Locate every line in the material below that has the word "average". Copy each of those lines.

-- START OF Input rows --

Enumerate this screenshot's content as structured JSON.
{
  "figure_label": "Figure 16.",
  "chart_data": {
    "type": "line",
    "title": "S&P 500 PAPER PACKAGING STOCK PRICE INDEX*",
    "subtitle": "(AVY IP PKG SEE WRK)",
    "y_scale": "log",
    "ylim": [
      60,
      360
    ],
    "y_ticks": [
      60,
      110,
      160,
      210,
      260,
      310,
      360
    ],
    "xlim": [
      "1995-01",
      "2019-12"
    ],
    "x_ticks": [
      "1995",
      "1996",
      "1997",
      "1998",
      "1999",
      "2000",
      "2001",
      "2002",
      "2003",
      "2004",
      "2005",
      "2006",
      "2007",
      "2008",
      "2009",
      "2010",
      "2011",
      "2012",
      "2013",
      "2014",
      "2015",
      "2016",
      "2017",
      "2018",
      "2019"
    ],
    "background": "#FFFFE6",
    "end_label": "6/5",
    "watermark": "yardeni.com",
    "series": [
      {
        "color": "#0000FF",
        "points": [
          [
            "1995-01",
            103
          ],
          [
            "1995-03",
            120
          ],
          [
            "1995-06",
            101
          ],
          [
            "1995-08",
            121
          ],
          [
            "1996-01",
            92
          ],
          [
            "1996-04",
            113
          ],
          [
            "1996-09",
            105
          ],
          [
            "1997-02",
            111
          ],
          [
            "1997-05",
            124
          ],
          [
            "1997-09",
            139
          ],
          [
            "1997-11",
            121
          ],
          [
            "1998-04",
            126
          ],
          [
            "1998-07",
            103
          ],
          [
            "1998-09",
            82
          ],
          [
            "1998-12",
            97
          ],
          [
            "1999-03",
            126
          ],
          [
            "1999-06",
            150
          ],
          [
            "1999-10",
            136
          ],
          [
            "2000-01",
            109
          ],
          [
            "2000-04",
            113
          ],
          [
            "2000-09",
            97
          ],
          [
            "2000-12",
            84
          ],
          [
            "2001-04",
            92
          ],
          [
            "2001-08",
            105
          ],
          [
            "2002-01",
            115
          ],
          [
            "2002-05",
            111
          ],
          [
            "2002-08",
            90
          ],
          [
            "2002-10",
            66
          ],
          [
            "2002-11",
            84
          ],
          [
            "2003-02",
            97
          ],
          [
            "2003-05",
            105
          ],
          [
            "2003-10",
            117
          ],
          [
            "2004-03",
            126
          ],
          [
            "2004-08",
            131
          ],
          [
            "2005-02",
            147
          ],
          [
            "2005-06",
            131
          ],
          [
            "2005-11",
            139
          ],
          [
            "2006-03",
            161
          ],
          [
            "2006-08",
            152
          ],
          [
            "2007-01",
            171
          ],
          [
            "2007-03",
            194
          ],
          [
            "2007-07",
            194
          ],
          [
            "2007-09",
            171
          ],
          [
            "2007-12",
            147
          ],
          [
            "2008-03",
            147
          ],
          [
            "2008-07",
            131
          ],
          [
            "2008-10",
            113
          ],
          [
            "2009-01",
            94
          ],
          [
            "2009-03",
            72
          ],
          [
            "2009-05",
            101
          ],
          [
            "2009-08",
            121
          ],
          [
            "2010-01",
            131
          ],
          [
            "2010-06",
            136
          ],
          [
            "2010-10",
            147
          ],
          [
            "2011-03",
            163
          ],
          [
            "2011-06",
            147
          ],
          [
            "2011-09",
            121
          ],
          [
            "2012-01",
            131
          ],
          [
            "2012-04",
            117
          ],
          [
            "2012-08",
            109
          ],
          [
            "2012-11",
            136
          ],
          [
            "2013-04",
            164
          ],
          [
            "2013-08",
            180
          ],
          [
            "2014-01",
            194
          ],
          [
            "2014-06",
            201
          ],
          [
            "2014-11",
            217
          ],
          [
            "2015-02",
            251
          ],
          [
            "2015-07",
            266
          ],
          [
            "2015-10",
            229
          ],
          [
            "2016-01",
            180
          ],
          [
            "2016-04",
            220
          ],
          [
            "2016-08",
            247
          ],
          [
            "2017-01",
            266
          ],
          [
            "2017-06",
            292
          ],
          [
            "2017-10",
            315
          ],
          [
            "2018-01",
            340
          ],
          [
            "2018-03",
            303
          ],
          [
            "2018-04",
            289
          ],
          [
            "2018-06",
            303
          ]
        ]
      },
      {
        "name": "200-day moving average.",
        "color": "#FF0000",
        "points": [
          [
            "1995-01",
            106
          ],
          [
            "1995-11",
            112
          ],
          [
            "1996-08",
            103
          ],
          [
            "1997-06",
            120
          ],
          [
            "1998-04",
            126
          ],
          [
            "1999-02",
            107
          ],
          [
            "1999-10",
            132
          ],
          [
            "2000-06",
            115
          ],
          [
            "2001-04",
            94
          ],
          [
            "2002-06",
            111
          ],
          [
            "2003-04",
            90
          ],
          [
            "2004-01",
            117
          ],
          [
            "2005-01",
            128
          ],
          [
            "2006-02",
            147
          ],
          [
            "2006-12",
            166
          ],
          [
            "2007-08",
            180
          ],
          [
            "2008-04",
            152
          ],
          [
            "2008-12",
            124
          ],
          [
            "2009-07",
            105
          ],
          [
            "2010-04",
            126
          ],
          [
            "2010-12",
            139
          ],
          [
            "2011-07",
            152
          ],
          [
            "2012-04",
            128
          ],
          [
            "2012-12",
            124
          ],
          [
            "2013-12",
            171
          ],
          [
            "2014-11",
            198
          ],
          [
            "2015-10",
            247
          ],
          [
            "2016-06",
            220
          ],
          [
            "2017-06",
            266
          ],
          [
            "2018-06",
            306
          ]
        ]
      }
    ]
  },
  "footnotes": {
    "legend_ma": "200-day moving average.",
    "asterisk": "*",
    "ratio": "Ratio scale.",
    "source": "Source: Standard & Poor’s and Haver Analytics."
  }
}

-- END OF Input rows --

### Solution to this problem
        "name": "200-day moving average.",
    "legend_ma": "200-day moving average.",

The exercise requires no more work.